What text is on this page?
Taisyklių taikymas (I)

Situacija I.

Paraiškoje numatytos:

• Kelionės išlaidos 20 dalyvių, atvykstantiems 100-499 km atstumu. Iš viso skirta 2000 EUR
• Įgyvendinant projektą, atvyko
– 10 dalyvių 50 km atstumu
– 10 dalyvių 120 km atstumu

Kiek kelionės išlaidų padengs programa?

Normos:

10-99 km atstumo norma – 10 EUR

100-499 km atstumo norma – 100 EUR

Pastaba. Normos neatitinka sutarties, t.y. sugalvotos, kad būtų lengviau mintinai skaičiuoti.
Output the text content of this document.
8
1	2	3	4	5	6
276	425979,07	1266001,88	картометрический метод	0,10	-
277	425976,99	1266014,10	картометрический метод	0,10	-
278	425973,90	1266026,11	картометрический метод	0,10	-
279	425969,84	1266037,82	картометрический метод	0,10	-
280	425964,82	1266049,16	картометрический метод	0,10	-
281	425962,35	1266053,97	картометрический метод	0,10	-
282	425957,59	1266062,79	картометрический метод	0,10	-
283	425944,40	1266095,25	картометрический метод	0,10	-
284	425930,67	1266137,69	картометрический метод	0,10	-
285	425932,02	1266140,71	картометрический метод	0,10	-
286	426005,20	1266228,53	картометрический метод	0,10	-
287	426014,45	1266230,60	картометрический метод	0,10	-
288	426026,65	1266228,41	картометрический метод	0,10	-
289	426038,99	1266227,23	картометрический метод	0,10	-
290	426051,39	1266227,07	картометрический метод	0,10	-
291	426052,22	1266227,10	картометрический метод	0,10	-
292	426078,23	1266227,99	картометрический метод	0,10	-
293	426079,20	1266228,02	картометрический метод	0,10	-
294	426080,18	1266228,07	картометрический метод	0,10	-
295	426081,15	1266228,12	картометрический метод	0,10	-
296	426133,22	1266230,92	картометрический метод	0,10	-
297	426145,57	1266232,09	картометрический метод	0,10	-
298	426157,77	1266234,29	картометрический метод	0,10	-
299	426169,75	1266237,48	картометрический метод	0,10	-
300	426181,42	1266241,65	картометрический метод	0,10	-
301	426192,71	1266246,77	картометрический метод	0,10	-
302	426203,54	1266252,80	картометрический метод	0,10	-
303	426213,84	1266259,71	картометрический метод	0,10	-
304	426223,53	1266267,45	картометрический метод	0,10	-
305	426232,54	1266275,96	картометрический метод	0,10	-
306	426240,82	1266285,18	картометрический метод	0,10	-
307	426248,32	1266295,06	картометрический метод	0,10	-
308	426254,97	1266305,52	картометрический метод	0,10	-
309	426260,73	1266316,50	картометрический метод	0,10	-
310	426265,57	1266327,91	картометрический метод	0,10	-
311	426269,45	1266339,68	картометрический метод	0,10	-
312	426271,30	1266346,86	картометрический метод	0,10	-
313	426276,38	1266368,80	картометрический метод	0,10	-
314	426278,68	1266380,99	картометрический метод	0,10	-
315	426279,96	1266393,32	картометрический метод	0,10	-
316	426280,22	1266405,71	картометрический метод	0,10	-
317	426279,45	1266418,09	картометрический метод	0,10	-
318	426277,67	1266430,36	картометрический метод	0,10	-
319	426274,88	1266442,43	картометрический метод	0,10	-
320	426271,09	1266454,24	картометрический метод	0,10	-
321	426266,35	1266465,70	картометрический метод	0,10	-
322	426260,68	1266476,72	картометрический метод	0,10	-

——————

→ **WHAT TO PRODUCE**
Output the listing above word for word.

→ **FINISHED TASK**
What text is on this page?
Taisyklių taikymas (I)

Situacija I.

Paraiškoje numatytos:

• Kelionės išlaidos 20 dalyvių, atvykstantiems 100-499 km atstumu. Iš viso skirta 2000 EUR
• Įgyvendinant projektą, atvyko
– 10 dalyvių 50 km atstumu
– 10 dalyvių 120 km atstumu

Kiek kelionės išlaidų padengs programa?

Normos:

10-99 km atstumo norma – 10 EUR

100-499 km atstumo norma – 100 EUR

Pastaba. Normos neatitinka sutarties, t.y. sugalvotos, kad būtų lengviau mintinai skaičiuoti.
Output the text content of this document.
8
1	2	3	4	5	6
276	425979,07	1266001,88	картометрический метод	0,10	-
277	425976,99	1266014,10	картометрический метод	0,10	-
278	425973,90	1266026,11	картометрический метод	0,10	-
279	425969,84	1266037,82	картометрический метод	0,10	-
280	425964,82	1266049,16	картометрический метод	0,10	-
281	425962,35	1266053,97	картометрический метод	0,10	-
282	425957,59	1266062,79	картометрический метод	0,10	-
283	425944,40	1266095,25	картометрический метод	0,10	-
284	425930,67	1266137,69	картометрический метод	0,10	-
285	425932,02	1266140,71	картометрический метод	0,10	-
286	426005,20	1266228,53	картометрический метод	0,10	-
287	426014,45	1266230,60	картометрический метод	0,10	-
288	426026,65	1266228,41	картометрический метод	0,10	-
289	426038,99	1266227,23	картометрический метод	0,10	-
290	426051,39	1266227,07	картометрический метод	0,10	-
291	426052,22	1266227,10	картометрический метод	0,10	-
292	426078,23	1266227,99	картометрический метод	0,10	-
293	426079,20	1266228,02	картометрический метод	0,10	-
294	426080,18	1266228,07	картометрический метод	0,10	-
295	426081,15	1266228,12	картометрический метод	0,10	-
296	426133,22	1266230,92	картометрический метод	0,10	-
297	426145,57	1266232,09	картометрический метод	0,10	-
298	426157,77	1266234,29	картометрический метод	0,10	-
299	426169,75	1266237,48	картометрический метод	0,10	-
300	426181,42	1266241,65	картометрический метод	0,10	-
301	426192,71	1266246,77	картометрический метод	0,10	-
302	426203,54	1266252,80	картометрический метод	0,10	-
303	426213,84	1266259,71	картометрический метод	0,10	-
304	426223,53	1266267,45	картометрический метод	0,10	-
305	426232,54	1266275,96	картометрический метод	0,10	-
306	426240,82	1266285,18	картометрический метод	0,10	-
307	426248,32	1266295,06	картометрический метод	0,10	-
308	426254,97	1266305,52	картометрический метод	0,10	-
309	426260,73	1266316,50	картометрический метод	0,10	-
310	426265,57	1266327,91	картометрический метод	0,10	-
311	426269,45	1266339,68	картометрический метод	0,10	-
312	426271,30	1266346,86	картометрический метод	0,10	-
313	426276,38	1266368,80	картометрический метод	0,10	-
314	426278,68	1266380,99	картометрический метод	0,10	-
315	426279,96	1266393,32	картометрический метод	0,10	-
316	426280,22	1266405,71	картометрический метод	0,10	-
317	426279,45	1266418,09	картометрический метод	0,10	-
318	426277,67	1266430,36	картометрический метод	0,10	-
319	426274,88	1266442,43	картометрический метод	0,10	-
320	426271,09	1266454,24	картометрический метод	0,10	-
321	426266,35	1266465,70	картометрический метод	0,10	-
322	426260,68	1266476,72	картометрический метод	0,10	-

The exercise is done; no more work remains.